** begin **

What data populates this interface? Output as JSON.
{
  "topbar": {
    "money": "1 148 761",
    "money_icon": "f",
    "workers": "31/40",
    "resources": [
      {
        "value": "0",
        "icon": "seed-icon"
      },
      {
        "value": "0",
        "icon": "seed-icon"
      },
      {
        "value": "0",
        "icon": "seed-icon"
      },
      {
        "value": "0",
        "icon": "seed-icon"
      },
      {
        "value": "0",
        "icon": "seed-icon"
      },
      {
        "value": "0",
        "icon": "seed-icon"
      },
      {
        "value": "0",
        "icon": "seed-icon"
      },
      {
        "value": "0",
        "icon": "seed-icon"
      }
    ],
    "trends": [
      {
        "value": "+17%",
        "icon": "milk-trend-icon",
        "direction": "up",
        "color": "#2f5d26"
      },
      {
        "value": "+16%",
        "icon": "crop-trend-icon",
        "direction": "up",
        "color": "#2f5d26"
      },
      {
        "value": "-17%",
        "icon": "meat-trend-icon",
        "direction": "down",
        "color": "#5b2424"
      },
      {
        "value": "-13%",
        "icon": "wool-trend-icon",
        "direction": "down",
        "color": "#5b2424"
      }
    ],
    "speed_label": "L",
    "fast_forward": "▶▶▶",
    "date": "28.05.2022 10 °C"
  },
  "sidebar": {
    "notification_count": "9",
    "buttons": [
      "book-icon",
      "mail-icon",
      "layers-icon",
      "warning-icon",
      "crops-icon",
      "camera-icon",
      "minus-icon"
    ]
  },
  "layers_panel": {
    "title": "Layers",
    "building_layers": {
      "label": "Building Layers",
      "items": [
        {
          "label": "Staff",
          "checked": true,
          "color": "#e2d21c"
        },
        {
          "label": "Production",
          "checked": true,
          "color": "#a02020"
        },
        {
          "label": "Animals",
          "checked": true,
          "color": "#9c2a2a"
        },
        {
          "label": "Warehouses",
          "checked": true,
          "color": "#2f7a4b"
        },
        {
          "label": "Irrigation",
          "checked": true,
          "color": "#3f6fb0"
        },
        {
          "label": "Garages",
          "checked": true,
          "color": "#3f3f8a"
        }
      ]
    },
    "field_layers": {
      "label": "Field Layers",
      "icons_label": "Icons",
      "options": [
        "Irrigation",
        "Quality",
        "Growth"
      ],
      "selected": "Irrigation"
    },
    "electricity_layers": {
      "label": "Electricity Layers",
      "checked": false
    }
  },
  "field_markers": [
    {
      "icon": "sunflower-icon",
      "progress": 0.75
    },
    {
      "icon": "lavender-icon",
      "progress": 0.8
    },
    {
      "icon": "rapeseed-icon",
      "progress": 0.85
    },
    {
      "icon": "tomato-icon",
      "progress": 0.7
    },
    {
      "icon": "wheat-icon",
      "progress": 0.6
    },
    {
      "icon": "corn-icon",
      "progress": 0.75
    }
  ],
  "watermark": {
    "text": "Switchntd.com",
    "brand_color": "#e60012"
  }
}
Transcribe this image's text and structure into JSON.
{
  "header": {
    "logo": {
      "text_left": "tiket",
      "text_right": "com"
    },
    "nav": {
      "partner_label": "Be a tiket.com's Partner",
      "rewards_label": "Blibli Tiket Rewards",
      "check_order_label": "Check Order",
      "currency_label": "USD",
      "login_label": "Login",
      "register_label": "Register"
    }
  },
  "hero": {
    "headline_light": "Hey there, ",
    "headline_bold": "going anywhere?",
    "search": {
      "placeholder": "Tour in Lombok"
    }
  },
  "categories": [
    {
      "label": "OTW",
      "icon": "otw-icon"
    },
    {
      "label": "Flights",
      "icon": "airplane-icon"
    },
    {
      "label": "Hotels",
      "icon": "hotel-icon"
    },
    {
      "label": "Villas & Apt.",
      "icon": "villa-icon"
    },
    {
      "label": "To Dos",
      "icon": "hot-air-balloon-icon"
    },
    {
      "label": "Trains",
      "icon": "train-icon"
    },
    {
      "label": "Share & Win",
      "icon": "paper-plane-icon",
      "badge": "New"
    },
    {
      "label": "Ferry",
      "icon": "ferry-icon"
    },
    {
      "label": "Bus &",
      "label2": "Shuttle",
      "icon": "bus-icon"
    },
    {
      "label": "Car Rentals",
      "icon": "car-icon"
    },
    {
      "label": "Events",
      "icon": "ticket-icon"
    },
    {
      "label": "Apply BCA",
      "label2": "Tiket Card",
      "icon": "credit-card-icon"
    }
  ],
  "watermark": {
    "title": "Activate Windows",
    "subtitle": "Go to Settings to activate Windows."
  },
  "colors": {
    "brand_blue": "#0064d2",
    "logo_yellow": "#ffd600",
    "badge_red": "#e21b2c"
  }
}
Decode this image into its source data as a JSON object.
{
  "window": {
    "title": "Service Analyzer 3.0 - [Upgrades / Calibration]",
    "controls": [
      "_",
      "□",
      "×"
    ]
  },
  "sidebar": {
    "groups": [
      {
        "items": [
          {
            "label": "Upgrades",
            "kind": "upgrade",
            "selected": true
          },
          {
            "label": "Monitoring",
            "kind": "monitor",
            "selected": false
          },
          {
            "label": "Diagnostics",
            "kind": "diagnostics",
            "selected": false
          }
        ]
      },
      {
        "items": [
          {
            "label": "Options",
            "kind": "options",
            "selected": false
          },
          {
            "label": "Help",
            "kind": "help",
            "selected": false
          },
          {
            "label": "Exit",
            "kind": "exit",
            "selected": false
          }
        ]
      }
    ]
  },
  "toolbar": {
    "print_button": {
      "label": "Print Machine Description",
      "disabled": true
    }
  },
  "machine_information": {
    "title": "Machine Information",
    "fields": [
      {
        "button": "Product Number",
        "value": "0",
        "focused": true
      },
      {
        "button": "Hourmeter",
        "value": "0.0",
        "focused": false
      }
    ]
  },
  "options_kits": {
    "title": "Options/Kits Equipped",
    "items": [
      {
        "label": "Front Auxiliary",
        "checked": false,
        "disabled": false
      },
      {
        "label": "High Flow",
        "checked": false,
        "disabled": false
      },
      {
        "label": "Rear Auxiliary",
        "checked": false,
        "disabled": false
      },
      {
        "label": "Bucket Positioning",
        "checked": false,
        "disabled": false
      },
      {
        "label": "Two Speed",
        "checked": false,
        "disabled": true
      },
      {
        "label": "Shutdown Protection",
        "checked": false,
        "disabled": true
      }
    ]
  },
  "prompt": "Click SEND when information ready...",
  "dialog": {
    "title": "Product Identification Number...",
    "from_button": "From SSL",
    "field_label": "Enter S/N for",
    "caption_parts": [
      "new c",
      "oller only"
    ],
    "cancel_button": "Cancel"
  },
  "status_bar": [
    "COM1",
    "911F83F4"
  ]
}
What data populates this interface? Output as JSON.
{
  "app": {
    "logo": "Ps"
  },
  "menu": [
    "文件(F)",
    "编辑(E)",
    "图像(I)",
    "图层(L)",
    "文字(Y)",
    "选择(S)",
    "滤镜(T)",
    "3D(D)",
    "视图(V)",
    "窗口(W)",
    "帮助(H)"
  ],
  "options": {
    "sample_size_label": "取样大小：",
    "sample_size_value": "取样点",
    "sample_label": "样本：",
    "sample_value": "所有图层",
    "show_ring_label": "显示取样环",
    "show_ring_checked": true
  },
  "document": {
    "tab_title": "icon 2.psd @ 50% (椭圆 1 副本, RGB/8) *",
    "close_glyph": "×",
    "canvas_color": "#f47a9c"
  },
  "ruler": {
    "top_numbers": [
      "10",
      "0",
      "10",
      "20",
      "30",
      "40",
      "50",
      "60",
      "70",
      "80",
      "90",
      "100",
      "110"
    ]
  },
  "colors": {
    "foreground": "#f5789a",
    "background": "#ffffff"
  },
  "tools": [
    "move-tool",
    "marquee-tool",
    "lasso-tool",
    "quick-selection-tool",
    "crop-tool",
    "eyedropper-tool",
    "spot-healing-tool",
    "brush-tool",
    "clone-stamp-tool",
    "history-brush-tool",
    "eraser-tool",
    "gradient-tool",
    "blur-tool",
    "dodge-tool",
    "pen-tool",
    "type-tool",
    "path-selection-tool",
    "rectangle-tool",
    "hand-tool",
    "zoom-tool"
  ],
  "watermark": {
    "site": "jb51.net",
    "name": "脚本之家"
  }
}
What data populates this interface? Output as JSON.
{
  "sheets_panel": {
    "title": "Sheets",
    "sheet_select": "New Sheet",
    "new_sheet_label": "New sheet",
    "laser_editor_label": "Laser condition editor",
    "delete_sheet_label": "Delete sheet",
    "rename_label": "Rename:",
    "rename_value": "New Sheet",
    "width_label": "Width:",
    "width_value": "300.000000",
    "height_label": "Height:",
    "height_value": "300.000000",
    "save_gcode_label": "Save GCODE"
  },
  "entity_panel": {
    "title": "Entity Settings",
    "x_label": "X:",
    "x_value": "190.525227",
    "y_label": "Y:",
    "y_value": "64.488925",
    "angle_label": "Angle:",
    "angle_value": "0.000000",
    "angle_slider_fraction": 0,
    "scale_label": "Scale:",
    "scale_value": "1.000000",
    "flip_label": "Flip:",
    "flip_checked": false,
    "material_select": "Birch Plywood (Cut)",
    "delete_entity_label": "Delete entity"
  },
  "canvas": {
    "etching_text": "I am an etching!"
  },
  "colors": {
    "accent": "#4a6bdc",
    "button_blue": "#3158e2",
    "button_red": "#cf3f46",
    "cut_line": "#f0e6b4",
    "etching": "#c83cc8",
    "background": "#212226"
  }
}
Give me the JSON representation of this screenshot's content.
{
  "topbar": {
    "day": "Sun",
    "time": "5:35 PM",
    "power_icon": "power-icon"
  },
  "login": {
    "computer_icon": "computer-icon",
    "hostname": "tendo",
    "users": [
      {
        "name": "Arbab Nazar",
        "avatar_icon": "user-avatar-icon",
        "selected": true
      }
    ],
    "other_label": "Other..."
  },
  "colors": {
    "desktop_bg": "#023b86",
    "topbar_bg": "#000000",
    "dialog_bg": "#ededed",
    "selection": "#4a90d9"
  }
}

** end **

» **Written instruction**:
Of the lines above, copy each that contains "Windows".

» **Full solution**:
    "title": "Activate Windows",
    "subtitle": "Go to Settings to activate Windows."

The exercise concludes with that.